> [Written instruction]
Pick out every line with the word "members" and copy it.

(Dataset rows about figures)

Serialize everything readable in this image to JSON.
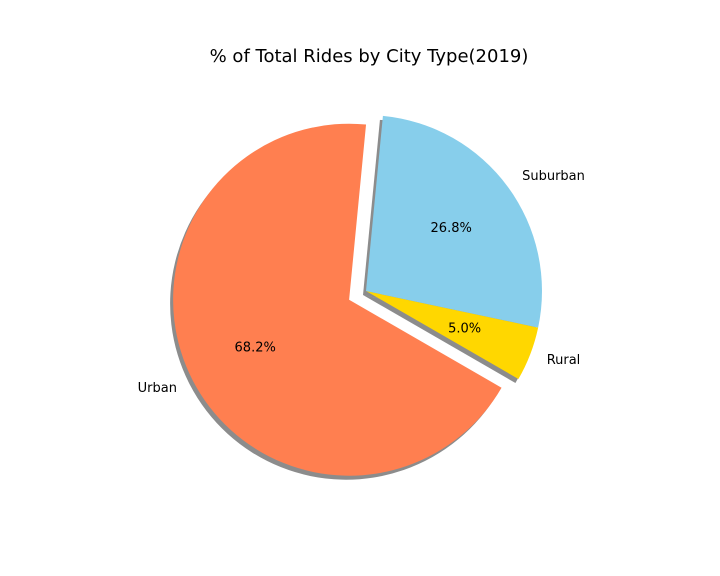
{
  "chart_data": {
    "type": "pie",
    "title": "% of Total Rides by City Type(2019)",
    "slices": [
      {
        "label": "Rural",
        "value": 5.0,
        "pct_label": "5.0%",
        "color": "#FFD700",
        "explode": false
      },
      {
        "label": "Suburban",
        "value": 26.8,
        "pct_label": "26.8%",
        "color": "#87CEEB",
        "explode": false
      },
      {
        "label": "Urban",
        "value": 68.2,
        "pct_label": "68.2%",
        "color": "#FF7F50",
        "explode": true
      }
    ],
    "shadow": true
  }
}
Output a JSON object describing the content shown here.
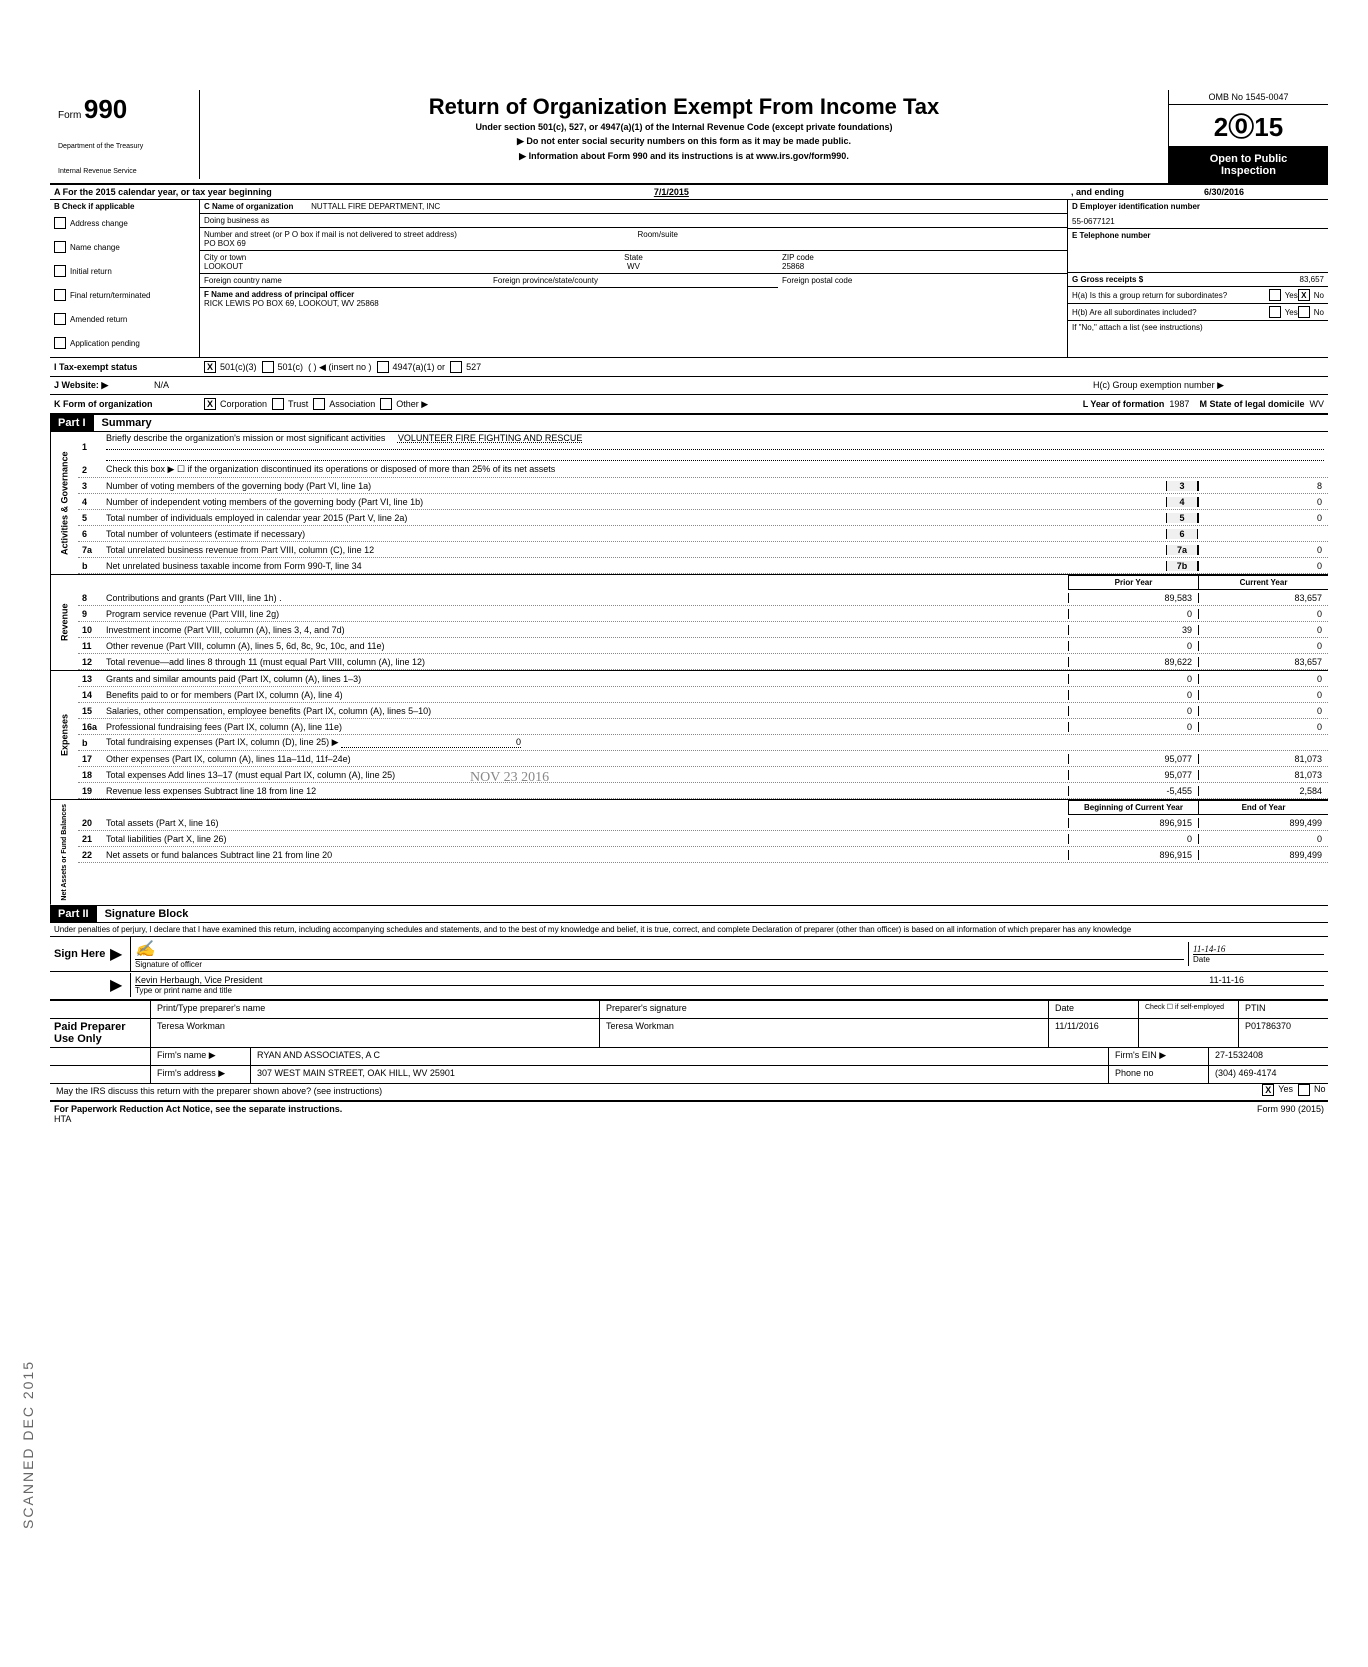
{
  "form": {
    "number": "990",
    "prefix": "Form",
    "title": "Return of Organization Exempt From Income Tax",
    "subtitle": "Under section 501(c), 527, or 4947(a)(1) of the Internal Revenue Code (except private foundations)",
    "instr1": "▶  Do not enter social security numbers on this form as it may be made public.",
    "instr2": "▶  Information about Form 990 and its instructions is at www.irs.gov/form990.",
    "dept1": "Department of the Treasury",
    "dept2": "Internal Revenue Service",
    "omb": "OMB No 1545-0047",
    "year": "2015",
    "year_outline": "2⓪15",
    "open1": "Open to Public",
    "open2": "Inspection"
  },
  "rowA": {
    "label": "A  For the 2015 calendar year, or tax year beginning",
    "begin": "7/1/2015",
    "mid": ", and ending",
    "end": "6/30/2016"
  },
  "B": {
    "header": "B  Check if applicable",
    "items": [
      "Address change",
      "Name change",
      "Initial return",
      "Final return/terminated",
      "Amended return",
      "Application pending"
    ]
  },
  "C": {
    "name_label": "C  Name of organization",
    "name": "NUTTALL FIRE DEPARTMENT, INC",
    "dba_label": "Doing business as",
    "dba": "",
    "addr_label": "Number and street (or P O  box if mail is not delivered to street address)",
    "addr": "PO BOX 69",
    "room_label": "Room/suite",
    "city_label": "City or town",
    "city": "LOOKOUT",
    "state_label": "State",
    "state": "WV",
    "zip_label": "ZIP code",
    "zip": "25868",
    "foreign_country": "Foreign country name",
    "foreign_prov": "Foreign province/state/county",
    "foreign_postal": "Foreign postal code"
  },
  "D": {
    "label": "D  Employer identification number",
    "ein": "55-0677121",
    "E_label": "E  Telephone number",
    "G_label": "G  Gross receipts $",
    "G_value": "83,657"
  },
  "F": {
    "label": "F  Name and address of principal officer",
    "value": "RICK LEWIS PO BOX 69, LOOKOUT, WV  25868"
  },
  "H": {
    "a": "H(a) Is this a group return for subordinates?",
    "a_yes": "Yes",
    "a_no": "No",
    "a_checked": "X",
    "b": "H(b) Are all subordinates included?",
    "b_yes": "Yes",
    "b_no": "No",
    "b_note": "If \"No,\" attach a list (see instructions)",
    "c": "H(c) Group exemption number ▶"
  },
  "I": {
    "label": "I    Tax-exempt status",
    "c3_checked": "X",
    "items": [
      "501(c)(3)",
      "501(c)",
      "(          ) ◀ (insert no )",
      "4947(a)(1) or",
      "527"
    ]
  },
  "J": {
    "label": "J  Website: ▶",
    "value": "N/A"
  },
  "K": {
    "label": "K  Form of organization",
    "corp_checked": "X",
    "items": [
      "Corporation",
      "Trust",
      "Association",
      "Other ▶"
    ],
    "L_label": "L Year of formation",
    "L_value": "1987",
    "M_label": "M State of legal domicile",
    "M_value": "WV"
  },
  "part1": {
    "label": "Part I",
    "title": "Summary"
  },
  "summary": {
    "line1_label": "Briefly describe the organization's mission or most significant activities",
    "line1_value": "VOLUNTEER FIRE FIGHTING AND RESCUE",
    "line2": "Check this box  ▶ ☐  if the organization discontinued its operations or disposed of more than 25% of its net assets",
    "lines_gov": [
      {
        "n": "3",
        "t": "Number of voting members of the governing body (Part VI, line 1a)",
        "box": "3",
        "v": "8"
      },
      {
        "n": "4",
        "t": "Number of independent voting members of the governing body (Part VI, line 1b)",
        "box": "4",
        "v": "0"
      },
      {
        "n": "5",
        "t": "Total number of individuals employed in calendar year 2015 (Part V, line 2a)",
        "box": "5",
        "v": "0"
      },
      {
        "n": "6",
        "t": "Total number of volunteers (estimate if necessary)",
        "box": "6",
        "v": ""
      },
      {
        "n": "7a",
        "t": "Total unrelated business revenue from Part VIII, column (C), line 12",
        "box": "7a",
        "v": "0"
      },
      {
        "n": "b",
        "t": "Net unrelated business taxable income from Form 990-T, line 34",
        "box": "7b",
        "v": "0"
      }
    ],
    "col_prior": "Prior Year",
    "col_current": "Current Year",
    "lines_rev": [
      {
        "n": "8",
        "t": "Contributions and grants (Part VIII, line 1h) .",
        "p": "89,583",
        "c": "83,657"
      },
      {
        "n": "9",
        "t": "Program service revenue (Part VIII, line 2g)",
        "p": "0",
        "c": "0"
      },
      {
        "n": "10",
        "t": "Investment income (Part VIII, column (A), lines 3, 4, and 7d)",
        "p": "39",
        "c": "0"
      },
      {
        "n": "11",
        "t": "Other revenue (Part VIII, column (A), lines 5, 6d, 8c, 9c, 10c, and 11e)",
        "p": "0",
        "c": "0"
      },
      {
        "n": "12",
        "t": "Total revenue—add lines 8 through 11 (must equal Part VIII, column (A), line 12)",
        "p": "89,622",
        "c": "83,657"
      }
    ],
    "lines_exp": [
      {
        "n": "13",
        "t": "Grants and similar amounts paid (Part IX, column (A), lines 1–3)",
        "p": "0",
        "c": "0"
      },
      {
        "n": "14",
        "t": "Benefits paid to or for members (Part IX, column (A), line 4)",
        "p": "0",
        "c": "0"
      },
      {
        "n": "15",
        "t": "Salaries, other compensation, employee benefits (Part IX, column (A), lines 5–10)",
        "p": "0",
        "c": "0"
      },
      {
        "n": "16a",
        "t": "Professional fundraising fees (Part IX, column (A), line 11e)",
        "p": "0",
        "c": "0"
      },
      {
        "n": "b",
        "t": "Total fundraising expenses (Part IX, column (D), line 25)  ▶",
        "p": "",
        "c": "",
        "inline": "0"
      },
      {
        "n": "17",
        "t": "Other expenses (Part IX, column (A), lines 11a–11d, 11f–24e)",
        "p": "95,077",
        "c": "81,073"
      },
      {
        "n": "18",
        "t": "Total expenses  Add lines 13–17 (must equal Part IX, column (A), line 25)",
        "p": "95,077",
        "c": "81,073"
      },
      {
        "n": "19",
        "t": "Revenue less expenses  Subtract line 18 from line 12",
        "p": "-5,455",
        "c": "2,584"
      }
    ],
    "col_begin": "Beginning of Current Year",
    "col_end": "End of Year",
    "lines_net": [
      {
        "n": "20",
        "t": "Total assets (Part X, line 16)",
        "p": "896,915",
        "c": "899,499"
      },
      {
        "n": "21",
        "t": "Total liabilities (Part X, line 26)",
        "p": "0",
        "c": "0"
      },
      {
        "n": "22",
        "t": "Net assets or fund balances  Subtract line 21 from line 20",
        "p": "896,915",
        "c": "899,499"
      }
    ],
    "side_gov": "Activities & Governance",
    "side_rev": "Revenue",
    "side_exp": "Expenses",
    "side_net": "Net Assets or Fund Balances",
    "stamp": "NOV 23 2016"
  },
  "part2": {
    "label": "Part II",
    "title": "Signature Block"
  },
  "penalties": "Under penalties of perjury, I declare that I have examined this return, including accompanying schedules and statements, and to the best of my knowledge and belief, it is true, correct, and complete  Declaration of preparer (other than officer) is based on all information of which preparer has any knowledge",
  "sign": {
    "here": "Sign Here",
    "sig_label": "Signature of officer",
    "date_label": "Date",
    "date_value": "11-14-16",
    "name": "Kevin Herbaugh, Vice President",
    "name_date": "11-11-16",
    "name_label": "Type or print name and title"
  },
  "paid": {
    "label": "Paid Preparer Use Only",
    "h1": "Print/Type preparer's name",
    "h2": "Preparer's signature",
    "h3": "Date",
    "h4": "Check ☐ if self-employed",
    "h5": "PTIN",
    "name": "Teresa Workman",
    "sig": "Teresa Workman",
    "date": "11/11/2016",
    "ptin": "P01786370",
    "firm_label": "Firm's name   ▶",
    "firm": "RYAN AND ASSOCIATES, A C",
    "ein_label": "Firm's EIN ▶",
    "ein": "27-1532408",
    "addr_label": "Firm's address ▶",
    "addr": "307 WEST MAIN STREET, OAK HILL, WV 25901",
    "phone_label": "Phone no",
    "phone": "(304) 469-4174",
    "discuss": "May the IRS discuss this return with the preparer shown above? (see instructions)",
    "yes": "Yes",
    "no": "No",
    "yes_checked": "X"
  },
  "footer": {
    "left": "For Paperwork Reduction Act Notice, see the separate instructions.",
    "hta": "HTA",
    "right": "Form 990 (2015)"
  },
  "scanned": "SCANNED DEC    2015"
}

> [Task result]
        "t": "Number of voting members of the governing body (Part VI, line 1a)",
        "t": "Number of independent voting members of the governing body (Part VI, line 1b)",
        "t": "Benefits paid to or for members (Part IX, column (A), line 4)",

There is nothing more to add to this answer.